Read through the entries below and return each line with the word "Ipakita".

--- Start MATERIAL PROVIDED ---

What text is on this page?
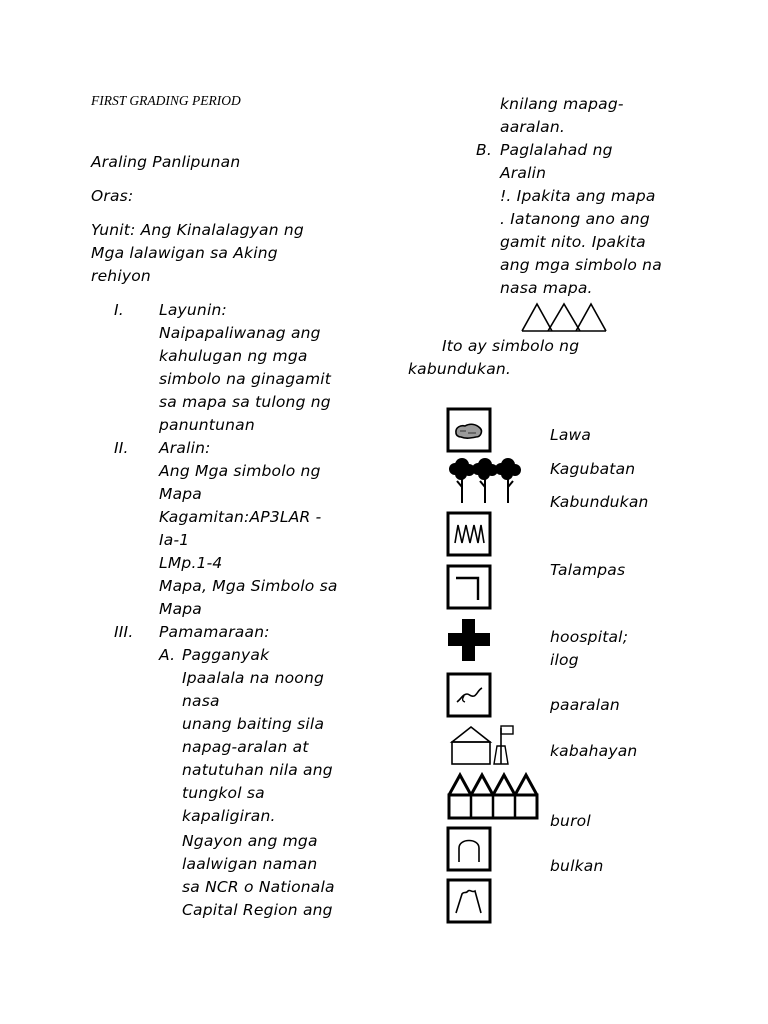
FIRST GRADING PERIOD
Araling Panlipunan
Oras:
Yunit: Ang Kinalalagyan ng
Mga lalawigan sa Aking
rehiyon
I. Layunin:
Naipapaliwanag ang
kahulugan ng mga
simbolo na ginagamit
sa mapa sa tulong ng
panuntunan
II. Aralin:
Ang Mga simbolo ng
Mapa
Kagamitan:AP3LAR -
Ia-1
LMp.1-4
Mapa, Mga Simbolo sa
Mapa
III. Pamamaraan:
A. Pagganyak
Ipaalala na noong
nasa
unang baiting sila
napag-aralan at
natutuhan nila ang
tungkol sa
kapaligiran.
Ngayon ang mga
laalwigan naman
sa NCR o Nationala
Capital Region ang
knilang mapag-
aaralan.
B. Paglalahad ng
Aralin
!. Ipakita ang mapa
. Iatanong ano ang
gamit nito. Ipakita
ang mga simbolo na
nasa mapa.
Ito ay simbolo ng
kabundukan.
Lawa
Kagubatan
Kabundukan
Talampas
hoospital;
ilog
paaralan
kabahayan
burol
bulkan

--- End MATERIAL PROVIDED ---

# [TASK RESPONSE]
!. Ipakita ang mapa
gamit nito. Ipakita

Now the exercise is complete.